--- START OF Source material ---
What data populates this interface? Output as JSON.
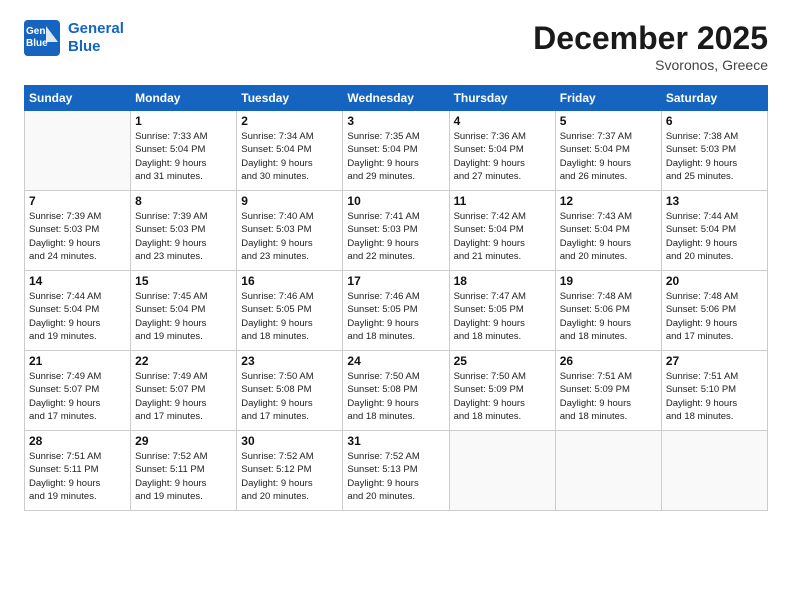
{
  "logo": {
    "line1": "General",
    "line2": "Blue"
  },
  "title": "December 2025",
  "location": "Svoronos, Greece",
  "days_of_week": [
    "Sunday",
    "Monday",
    "Tuesday",
    "Wednesday",
    "Thursday",
    "Friday",
    "Saturday"
  ],
  "weeks": [
    [
      {
        "day": "",
        "info": ""
      },
      {
        "day": "1",
        "info": "Sunrise: 7:33 AM\nSunset: 5:04 PM\nDaylight: 9 hours\nand 31 minutes."
      },
      {
        "day": "2",
        "info": "Sunrise: 7:34 AM\nSunset: 5:04 PM\nDaylight: 9 hours\nand 30 minutes."
      },
      {
        "day": "3",
        "info": "Sunrise: 7:35 AM\nSunset: 5:04 PM\nDaylight: 9 hours\nand 29 minutes."
      },
      {
        "day": "4",
        "info": "Sunrise: 7:36 AM\nSunset: 5:04 PM\nDaylight: 9 hours\nand 27 minutes."
      },
      {
        "day": "5",
        "info": "Sunrise: 7:37 AM\nSunset: 5:04 PM\nDaylight: 9 hours\nand 26 minutes."
      },
      {
        "day": "6",
        "info": "Sunrise: 7:38 AM\nSunset: 5:03 PM\nDaylight: 9 hours\nand 25 minutes."
      }
    ],
    [
      {
        "day": "7",
        "info": "Sunrise: 7:39 AM\nSunset: 5:03 PM\nDaylight: 9 hours\nand 24 minutes."
      },
      {
        "day": "8",
        "info": "Sunrise: 7:39 AM\nSunset: 5:03 PM\nDaylight: 9 hours\nand 23 minutes."
      },
      {
        "day": "9",
        "info": "Sunrise: 7:40 AM\nSunset: 5:03 PM\nDaylight: 9 hours\nand 23 minutes."
      },
      {
        "day": "10",
        "info": "Sunrise: 7:41 AM\nSunset: 5:03 PM\nDaylight: 9 hours\nand 22 minutes."
      },
      {
        "day": "11",
        "info": "Sunrise: 7:42 AM\nSunset: 5:04 PM\nDaylight: 9 hours\nand 21 minutes."
      },
      {
        "day": "12",
        "info": "Sunrise: 7:43 AM\nSunset: 5:04 PM\nDaylight: 9 hours\nand 20 minutes."
      },
      {
        "day": "13",
        "info": "Sunrise: 7:44 AM\nSunset: 5:04 PM\nDaylight: 9 hours\nand 20 minutes."
      }
    ],
    [
      {
        "day": "14",
        "info": "Sunrise: 7:44 AM\nSunset: 5:04 PM\nDaylight: 9 hours\nand 19 minutes."
      },
      {
        "day": "15",
        "info": "Sunrise: 7:45 AM\nSunset: 5:04 PM\nDaylight: 9 hours\nand 19 minutes."
      },
      {
        "day": "16",
        "info": "Sunrise: 7:46 AM\nSunset: 5:05 PM\nDaylight: 9 hours\nand 18 minutes."
      },
      {
        "day": "17",
        "info": "Sunrise: 7:46 AM\nSunset: 5:05 PM\nDaylight: 9 hours\nand 18 minutes."
      },
      {
        "day": "18",
        "info": "Sunrise: 7:47 AM\nSunset: 5:05 PM\nDaylight: 9 hours\nand 18 minutes."
      },
      {
        "day": "19",
        "info": "Sunrise: 7:48 AM\nSunset: 5:06 PM\nDaylight: 9 hours\nand 18 minutes."
      },
      {
        "day": "20",
        "info": "Sunrise: 7:48 AM\nSunset: 5:06 PM\nDaylight: 9 hours\nand 17 minutes."
      }
    ],
    [
      {
        "day": "21",
        "info": "Sunrise: 7:49 AM\nSunset: 5:07 PM\nDaylight: 9 hours\nand 17 minutes."
      },
      {
        "day": "22",
        "info": "Sunrise: 7:49 AM\nSunset: 5:07 PM\nDaylight: 9 hours\nand 17 minutes."
      },
      {
        "day": "23",
        "info": "Sunrise: 7:50 AM\nSunset: 5:08 PM\nDaylight: 9 hours\nand 17 minutes."
      },
      {
        "day": "24",
        "info": "Sunrise: 7:50 AM\nSunset: 5:08 PM\nDaylight: 9 hours\nand 18 minutes."
      },
      {
        "day": "25",
        "info": "Sunrise: 7:50 AM\nSunset: 5:09 PM\nDaylight: 9 hours\nand 18 minutes."
      },
      {
        "day": "26",
        "info": "Sunrise: 7:51 AM\nSunset: 5:09 PM\nDaylight: 9 hours\nand 18 minutes."
      },
      {
        "day": "27",
        "info": "Sunrise: 7:51 AM\nSunset: 5:10 PM\nDaylight: 9 hours\nand 18 minutes."
      }
    ],
    [
      {
        "day": "28",
        "info": "Sunrise: 7:51 AM\nSunset: 5:11 PM\nDaylight: 9 hours\nand 19 minutes."
      },
      {
        "day": "29",
        "info": "Sunrise: 7:52 AM\nSunset: 5:11 PM\nDaylight: 9 hours\nand 19 minutes."
      },
      {
        "day": "30",
        "info": "Sunrise: 7:52 AM\nSunset: 5:12 PM\nDaylight: 9 hours\nand 20 minutes."
      },
      {
        "day": "31",
        "info": "Sunrise: 7:52 AM\nSunset: 5:13 PM\nDaylight: 9 hours\nand 20 minutes."
      },
      {
        "day": "",
        "info": ""
      },
      {
        "day": "",
        "info": ""
      },
      {
        "day": "",
        "info": ""
      }
    ]
  ]
}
--- END OF Source material ---
Exercise brief: Your task is an exact transcription of all the data, minus the pictures.

Worked solution:
What data populates this interface? Output as JSON.
{
  "logo": {
    "line1": "General",
    "line2": "Blue"
  },
  "title": "December 2025",
  "location": "Svoronos, Greece",
  "days_of_week": [
    "Sunday",
    "Monday",
    "Tuesday",
    "Wednesday",
    "Thursday",
    "Friday",
    "Saturday"
  ],
  "weeks": [
    [
      {
        "day": "",
        "info": ""
      },
      {
        "day": "1",
        "info": "Sunrise: 7:33 AM\nSunset: 5:04 PM\nDaylight: 9 hours\nand 31 minutes."
      },
      {
        "day": "2",
        "info": "Sunrise: 7:34 AM\nSunset: 5:04 PM\nDaylight: 9 hours\nand 30 minutes."
      },
      {
        "day": "3",
        "info": "Sunrise: 7:35 AM\nSunset: 5:04 PM\nDaylight: 9 hours\nand 29 minutes."
      },
      {
        "day": "4",
        "info": "Sunrise: 7:36 AM\nSunset: 5:04 PM\nDaylight: 9 hours\nand 27 minutes."
      },
      {
        "day": "5",
        "info": "Sunrise: 7:37 AM\nSunset: 5:04 PM\nDaylight: 9 hours\nand 26 minutes."
      },
      {
        "day": "6",
        "info": "Sunrise: 7:38 AM\nSunset: 5:03 PM\nDaylight: 9 hours\nand 25 minutes."
      }
    ],
    [
      {
        "day": "7",
        "info": "Sunrise: 7:39 AM\nSunset: 5:03 PM\nDaylight: 9 hours\nand 24 minutes."
      },
      {
        "day": "8",
        "info": "Sunrise: 7:39 AM\nSunset: 5:03 PM\nDaylight: 9 hours\nand 23 minutes."
      },
      {
        "day": "9",
        "info": "Sunrise: 7:40 AM\nSunset: 5:03 PM\nDaylight: 9 hours\nand 23 minutes."
      },
      {
        "day": "10",
        "info": "Sunrise: 7:41 AM\nSunset: 5:03 PM\nDaylight: 9 hours\nand 22 minutes."
      },
      {
        "day": "11",
        "info": "Sunrise: 7:42 AM\nSunset: 5:04 PM\nDaylight: 9 hours\nand 21 minutes."
      },
      {
        "day": "12",
        "info": "Sunrise: 7:43 AM\nSunset: 5:04 PM\nDaylight: 9 hours\nand 20 minutes."
      },
      {
        "day": "13",
        "info": "Sunrise: 7:44 AM\nSunset: 5:04 PM\nDaylight: 9 hours\nand 20 minutes."
      }
    ],
    [
      {
        "day": "14",
        "info": "Sunrise: 7:44 AM\nSunset: 5:04 PM\nDaylight: 9 hours\nand 19 minutes."
      },
      {
        "day": "15",
        "info": "Sunrise: 7:45 AM\nSunset: 5:04 PM\nDaylight: 9 hours\nand 19 minutes."
      },
      {
        "day": "16",
        "info": "Sunrise: 7:46 AM\nSunset: 5:05 PM\nDaylight: 9 hours\nand 18 minutes."
      },
      {
        "day": "17",
        "info": "Sunrise: 7:46 AM\nSunset: 5:05 PM\nDaylight: 9 hours\nand 18 minutes."
      },
      {
        "day": "18",
        "info": "Sunrise: 7:47 AM\nSunset: 5:05 PM\nDaylight: 9 hours\nand 18 minutes."
      },
      {
        "day": "19",
        "info": "Sunrise: 7:48 AM\nSunset: 5:06 PM\nDaylight: 9 hours\nand 18 minutes."
      },
      {
        "day": "20",
        "info": "Sunrise: 7:48 AM\nSunset: 5:06 PM\nDaylight: 9 hours\nand 17 minutes."
      }
    ],
    [
      {
        "day": "21",
        "info": "Sunrise: 7:49 AM\nSunset: 5:07 PM\nDaylight: 9 hours\nand 17 minutes."
      },
      {
        "day": "22",
        "info": "Sunrise: 7:49 AM\nSunset: 5:07 PM\nDaylight: 9 hours\nand 17 minutes."
      },
      {
        "day": "23",
        "info": "Sunrise: 7:50 AM\nSunset: 5:08 PM\nDaylight: 9 hours\nand 17 minutes."
      },
      {
        "day": "24",
        "info": "Sunrise: 7:50 AM\nSunset: 5:08 PM\nDaylight: 9 hours\nand 18 minutes."
      },
      {
        "day": "25",
        "info": "Sunrise: 7:50 AM\nSunset: 5:09 PM\nDaylight: 9 hours\nand 18 minutes."
      },
      {
        "day": "26",
        "info": "Sunrise: 7:51 AM\nSunset: 5:09 PM\nDaylight: 9 hours\nand 18 minutes."
      },
      {
        "day": "27",
        "info": "Sunrise: 7:51 AM\nSunset: 5:10 PM\nDaylight: 9 hours\nand 18 minutes."
      }
    ],
    [
      {
        "day": "28",
        "info": "Sunrise: 7:51 AM\nSunset: 5:11 PM\nDaylight: 9 hours\nand 19 minutes."
      },
      {
        "day": "29",
        "info": "Sunrise: 7:52 AM\nSunset: 5:11 PM\nDaylight: 9 hours\nand 19 minutes."
      },
      {
        "day": "30",
        "info": "Sunrise: 7:52 AM\nSunset: 5:12 PM\nDaylight: 9 hours\nand 20 minutes."
      },
      {
        "day": "31",
        "info": "Sunrise: 7:52 AM\nSunset: 5:13 PM\nDaylight: 9 hours\nand 20 minutes."
      },
      {
        "day": "",
        "info": ""
      },
      {
        "day": "",
        "info": ""
      },
      {
        "day": "",
        "info": ""
      }
    ]
  ]
}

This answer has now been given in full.